── RECORDS FOR PROCESSING
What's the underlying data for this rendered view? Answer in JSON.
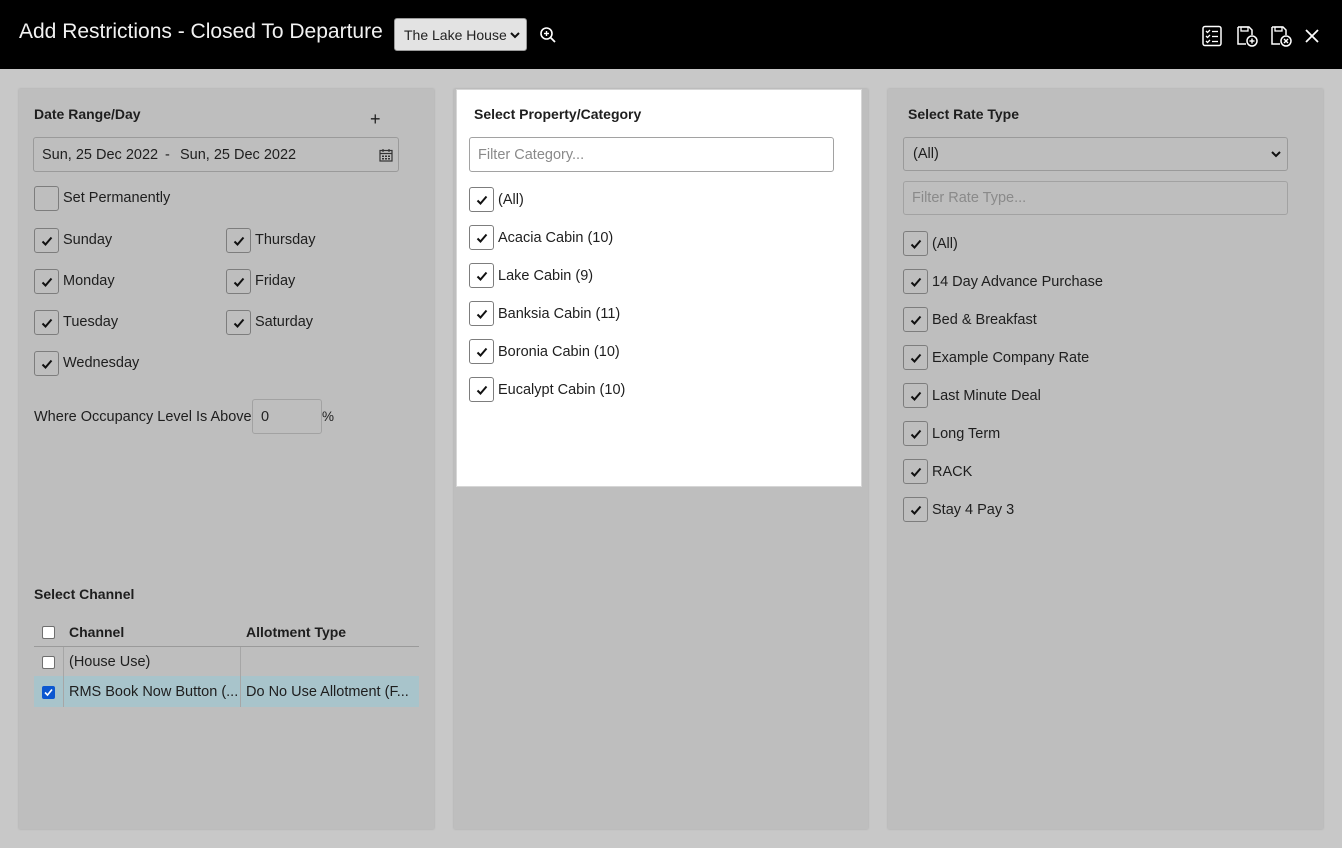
{
  "header": {
    "title": "Add Restrictions - Closed To Departure",
    "property_value": "The Lake House"
  },
  "date_panel": {
    "heading": "Date Range/Day",
    "add_symbol": "+",
    "start_date": "Sun, 25 Dec 2022",
    "separator": "-",
    "end_date": "Sun, 25 Dec 2022",
    "set_permanently": "Set Permanently",
    "days": [
      {
        "label": "Sunday",
        "checked": true
      },
      {
        "label": "Monday",
        "checked": true
      },
      {
        "label": "Tuesday",
        "checked": true
      },
      {
        "label": "Wednesday",
        "checked": true
      },
      {
        "label": "Thursday",
        "checked": true
      },
      {
        "label": "Friday",
        "checked": true
      },
      {
        "label": "Saturday",
        "checked": true
      }
    ],
    "occupancy_label": "Where Occupancy Level Is Above",
    "occupancy_value": "0",
    "occupancy_unit": "%"
  },
  "channel": {
    "heading": "Select Channel",
    "col_channel": "Channel",
    "col_allotment": "Allotment Type",
    "rows": [
      {
        "channel": "(House Use)",
        "allotment": "",
        "checked": false
      },
      {
        "channel": "RMS Book Now Button (...",
        "allotment": "Do No Use Allotment (F...",
        "checked": true
      }
    ]
  },
  "category": {
    "heading": "Select Property/Category",
    "filter_placeholder": "Filter Category...",
    "items": [
      {
        "label": "(All)",
        "checked": true
      },
      {
        "label": "Acacia Cabin (10)",
        "checked": true
      },
      {
        "label": "Lake Cabin (9)",
        "checked": true
      },
      {
        "label": "Banksia Cabin (11)",
        "checked": true
      },
      {
        "label": "Boronia Cabin (10)",
        "checked": true
      },
      {
        "label": "Eucalypt Cabin (10)",
        "checked": true
      }
    ]
  },
  "rate_type": {
    "heading": "Select Rate Type",
    "select_value": "(All)",
    "filter_placeholder": "Filter Rate Type...",
    "items": [
      {
        "label": "(All)",
        "checked": true
      },
      {
        "label": "14 Day Advance Purchase",
        "checked": true
      },
      {
        "label": "Bed & Breakfast",
        "checked": true
      },
      {
        "label": "Example Company Rate",
        "checked": true
      },
      {
        "label": "Last Minute Deal",
        "checked": true
      },
      {
        "label": "Long Term",
        "checked": true
      },
      {
        "label": "RACK",
        "checked": true
      },
      {
        "label": "Stay 4 Pay 3",
        "checked": true
      }
    ]
  },
  "icons": {
    "zoom": "zoom-in-icon",
    "toolbar": [
      "checklist-icon",
      "save-add-icon",
      "save-close-icon",
      "close-icon"
    ]
  }
}
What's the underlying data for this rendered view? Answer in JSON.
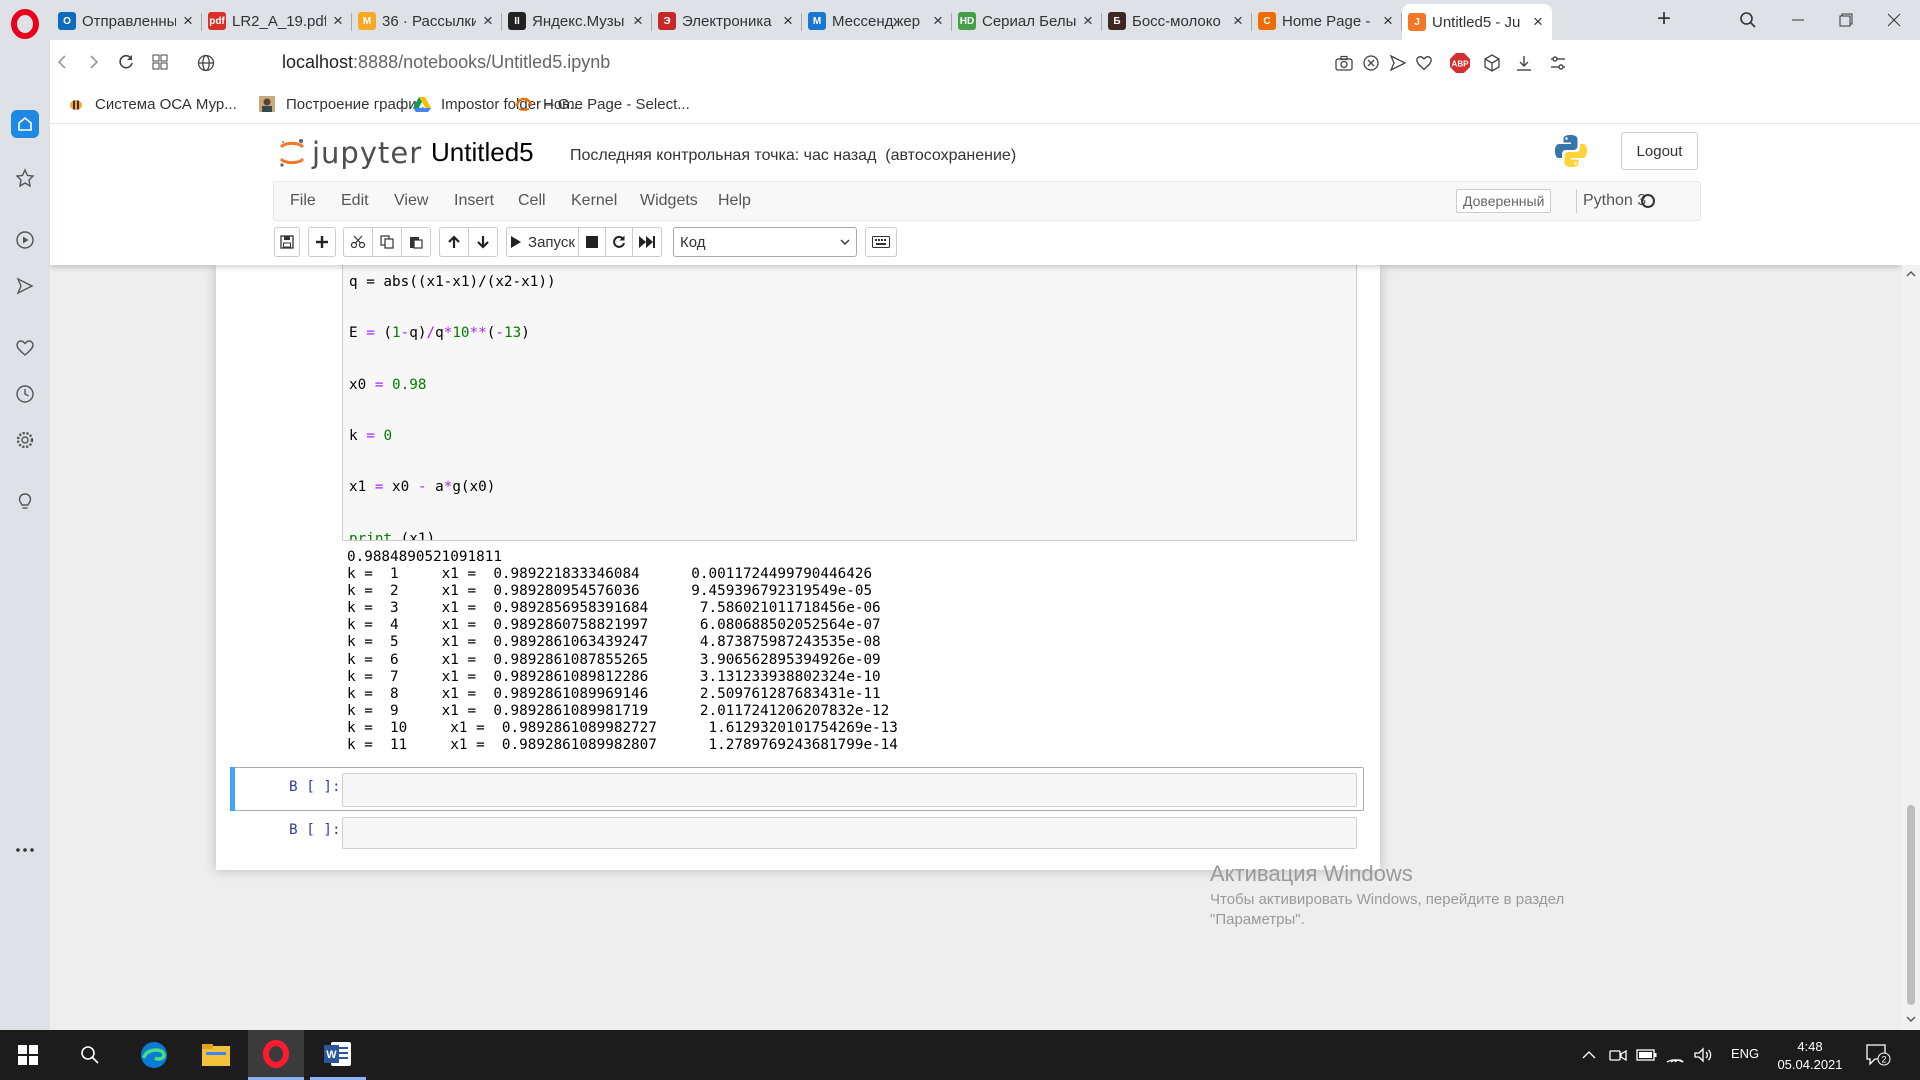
{
  "browser": {
    "tabs": [
      {
        "title": "Отправленны",
        "favicon": "outlook-icon",
        "color": "#0f6cbd",
        "letter": "O"
      },
      {
        "title": "LR2_A_19.pdf",
        "favicon": "pdf-icon",
        "color": "#d93025",
        "letter": "pdf"
      },
      {
        "title": "36 · Рассылки",
        "favicon": "mail-icon",
        "color": "#f9a825",
        "letter": "M"
      },
      {
        "title": "Яндекс.Музы",
        "favicon": "yandex-music-icon",
        "color": "#222222",
        "letter": "II"
      },
      {
        "title": "Электроника",
        "favicon": "shop-icon",
        "color": "#c62828",
        "letter": "Э"
      },
      {
        "title": "Мессенджер",
        "favicon": "messenger-icon",
        "color": "#1976d2",
        "letter": "M"
      },
      {
        "title": "Сериал Белы",
        "favicon": "hd-icon",
        "color": "#43a047",
        "letter": "HD"
      },
      {
        "title": "Босс-молоко",
        "favicon": "boss-baby-icon",
        "color": "#3e2723",
        "letter": "Б"
      },
      {
        "title": "Home Page -",
        "favicon": "home-page-icon",
        "color": "#ef6c00",
        "letter": "C"
      },
      {
        "title": "Untitled5 - Ju",
        "favicon": "jupyter-icon",
        "color": "#f37726",
        "letter": "J",
        "active": true
      }
    ],
    "url_host": "localhost",
    "url_path": ":8888/notebooks/Untitled5.ipynb",
    "bookmarks": [
      {
        "label": "Система ОСА Мур...",
        "icon": "bee-icon"
      },
      {
        "label": "Построение графи...",
        "icon": "person-icon"
      },
      {
        "label": "Impostor folder – G...",
        "icon": "google-drive-icon"
      },
      {
        "label": "Home Page - Select...",
        "icon": "home-page-icon"
      }
    ]
  },
  "jupyter": {
    "logo_text": "jupyter",
    "notebook_name": "Untitled5",
    "checkpoint": "Последняя контрольная точка: час назад",
    "autosave": "(автосохранение)",
    "logout_label": "Logout",
    "menu": [
      "File",
      "Edit",
      "View",
      "Insert",
      "Cell",
      "Kernel",
      "Widgets",
      "Help"
    ],
    "trusted_label": "Доверенный",
    "kernel_name": "Python 3",
    "run_label": "Запуск",
    "cell_type": "Код"
  },
  "cell": {
    "code_top_partial": "q = abs((x1-x1)/(x2-x1))",
    "output": [
      "0.9884890521091811",
      "k =  1     x1 =  0.989221833346084      0.0011724499790446426",
      "k =  2     x1 =  0.989280954576036      9.459396792319549e-05",
      "k =  3     x1 =  0.9892856958391684      7.586021011718456e-06",
      "k =  4     x1 =  0.9892860758821997      6.080688502052564e-07",
      "k =  5     x1 =  0.9892861063439247      4.873875987243535e-08",
      "k =  6     x1 =  0.9892861087855265      3.906562895394926e-09",
      "k =  7     x1 =  0.9892861089812286      3.131233938802324e-10",
      "k =  8     x1 =  0.9892861089969146      2.509761287683431e-11",
      "k =  9     x1 =  0.9892861089981719      2.0117241206207832e-12",
      "k =  10     x1 =  0.9892861089982727      1.6129320101754269e-13",
      "k =  11     x1 =  0.9892861089982807      1.2789769243681799e-14"
    ],
    "empty_prompt": "В [ ]:"
  },
  "watermark": {
    "title": "Активация Windows",
    "subtitle": "Чтобы активировать Windows, перейдите в раздел \"Параметры\"."
  },
  "taskbar": {
    "lang": "ENG",
    "time": "4:48",
    "date": "05.04.2021",
    "notifications": "2"
  }
}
────
Copy every record character for character. Skip the pictures.

= TASK RESPONSE =
What's the underlying data for this rendered view? Answer in JSON.
{
  "header": {
    "title": "Add Restrictions - Closed To Departure",
    "property_value": "The Lake House"
  },
  "date_panel": {
    "heading": "Date Range/Day",
    "add_symbol": "+",
    "start_date": "Sun, 25 Dec 2022",
    "separator": "-",
    "end_date": "Sun, 25 Dec 2022",
    "set_permanently": "Set Permanently",
    "days": [
      {
        "label": "Sunday",
        "checked": true
      },
      {
        "label": "Monday",
        "checked": true
      },
      {
        "label": "Tuesday",
        "checked": true
      },
      {
        "label": "Wednesday",
        "checked": true
      },
      {
        "label": "Thursday",
        "checked": true
      },
      {
        "label": "Friday",
        "checked": true
      },
      {
        "label": "Saturday",
        "checked": true
      }
    ],
    "occupancy_label": "Where Occupancy Level Is Above",
    "occupancy_value": "0",
    "occupancy_unit": "%"
  },
  "channel": {
    "heading": "Select Channel",
    "col_channel": "Channel",
    "col_allotment": "Allotment Type",
    "rows": [
      {
        "channel": "(House Use)",
        "allotment": "",
        "checked": false
      },
      {
        "channel": "RMS Book Now Button (...",
        "allotment": "Do No Use Allotment (F...",
        "checked": true
      }
    ]
  },
  "category": {
    "heading": "Select Property/Category",
    "filter_placeholder": "Filter Category...",
    "items": [
      {
        "label": "(All)",
        "checked": true
      },
      {
        "label": "Acacia Cabin (10)",
        "checked": true
      },
      {
        "label": "Lake Cabin (9)",
        "checked": true
      },
      {
        "label": "Banksia Cabin (11)",
        "checked": true
      },
      {
        "label": "Boronia Cabin (10)",
        "checked": true
      },
      {
        "label": "Eucalypt Cabin (10)",
        "checked": true
      }
    ]
  },
  "rate_type": {
    "heading": "Select Rate Type",
    "select_value": "(All)",
    "filter_placeholder": "Filter Rate Type...",
    "items": [
      {
        "label": "(All)",
        "checked": true
      },
      {
        "label": "14 Day Advance Purchase",
        "checked": true
      },
      {
        "label": "Bed & Breakfast",
        "checked": true
      },
      {
        "label": "Example Company Rate",
        "checked": true
      },
      {
        "label": "Last Minute Deal",
        "checked": true
      },
      {
        "label": "Long Term",
        "checked": true
      },
      {
        "label": "RACK",
        "checked": true
      },
      {
        "label": "Stay 4 Pay 3",
        "checked": true
      }
    ]
  },
  "icons": {
    "zoom": "zoom-in-icon",
    "toolbar": [
      "checklist-icon",
      "save-add-icon",
      "save-close-icon",
      "close-icon"
    ]
  }
}
What's the underlying data for this rendered view? Answer in JSON.
{
  "browser": {
    "tabs": [
      {
        "title": "Отправленны",
        "favicon": "outlook-icon",
        "color": "#0f6cbd",
        "letter": "O"
      },
      {
        "title": "LR2_A_19.pdf",
        "favicon": "pdf-icon",
        "color": "#d93025",
        "letter": "pdf"
      },
      {
        "title": "36 · Рассылки",
        "favicon": "mail-icon",
        "color": "#f9a825",
        "letter": "M"
      },
      {
        "title": "Яндекс.Музы",
        "favicon": "yandex-music-icon",
        "color": "#222222",
        "letter": "II"
      },
      {
        "title": "Электроника",
        "favicon": "shop-icon",
        "color": "#c62828",
        "letter": "Э"
      },
      {
        "title": "Мессенджер",
        "favicon": "messenger-icon",
        "color": "#1976d2",
        "letter": "M"
      },
      {
        "title": "Сериал Белы",
        "favicon": "hd-icon",
        "color": "#43a047",
        "letter": "HD"
      },
      {
        "title": "Босс-молоко",
        "favicon": "boss-baby-icon",
        "color": "#3e2723",
        "letter": "Б"
      },
      {
        "title": "Home Page -",
        "favicon": "home-page-icon",
        "color": "#ef6c00",
        "letter": "C"
      },
      {
        "title": "Untitled5 - Ju",
        "favicon": "jupyter-icon",
        "color": "#f37726",
        "letter": "J",
        "active": true
      }
    ],
    "url_host": "localhost",
    "url_path": ":8888/notebooks/Untitled5.ipynb",
    "bookmarks": [
      {
        "label": "Система ОСА Мур...",
        "icon": "bee-icon"
      },
      {
        "label": "Построение графи...",
        "icon": "person-icon"
      },
      {
        "label": "Impostor folder – G...",
        "icon": "google-drive-icon"
      },
      {
        "label": "Home Page - Select...",
        "icon": "home-page-icon"
      }
    ]
  },
  "jupyter": {
    "logo_text": "jupyter",
    "notebook_name": "Untitled5",
    "checkpoint": "Последняя контрольная точка: час назад",
    "autosave": "(автосохранение)",
    "logout_label": "Logout",
    "menu": [
      "File",
      "Edit",
      "View",
      "Insert",
      "Cell",
      "Kernel",
      "Widgets",
      "Help"
    ],
    "trusted_label": "Доверенный",
    "kernel_name": "Python 3",
    "run_label": "Запуск",
    "cell_type": "Код"
  },
  "cell": {
    "code_top_partial": "q = abs((x1-x1)/(x2-x1))",
    "output": [
      "0.9884890521091811",
      "k =  1     x1 =  0.989221833346084      0.0011724499790446426",
      "k =  2     x1 =  0.989280954576036      9.459396792319549e-05",
      "k =  3     x1 =  0.9892856958391684      7.586021011718456e-06",
      "k =  4     x1 =  0.9892860758821997      6.080688502052564e-07",
      "k =  5     x1 =  0.9892861063439247      4.873875987243535e-08",
      "k =  6     x1 =  0.9892861087855265      3.906562895394926e-09",
      "k =  7     x1 =  0.9892861089812286      3.131233938802324e-10",
      "k =  8     x1 =  0.9892861089969146      2.509761287683431e-11",
      "k =  9     x1 =  0.9892861089981719      2.0117241206207832e-12",
      "k =  10     x1 =  0.9892861089982727      1.6129320101754269e-13",
      "k =  11     x1 =  0.9892861089982807      1.2789769243681799e-14"
    ],
    "empty_prompt": "В [ ]:"
  },
  "watermark": {
    "title": "Активация Windows",
    "subtitle": "Чтобы активировать Windows, перейдите в раздел \"Параметры\"."
  },
  "taskbar": {
    "lang": "ENG",
    "time": "4:48",
    "date": "05.04.2021",
    "notifications": "2"
  }
}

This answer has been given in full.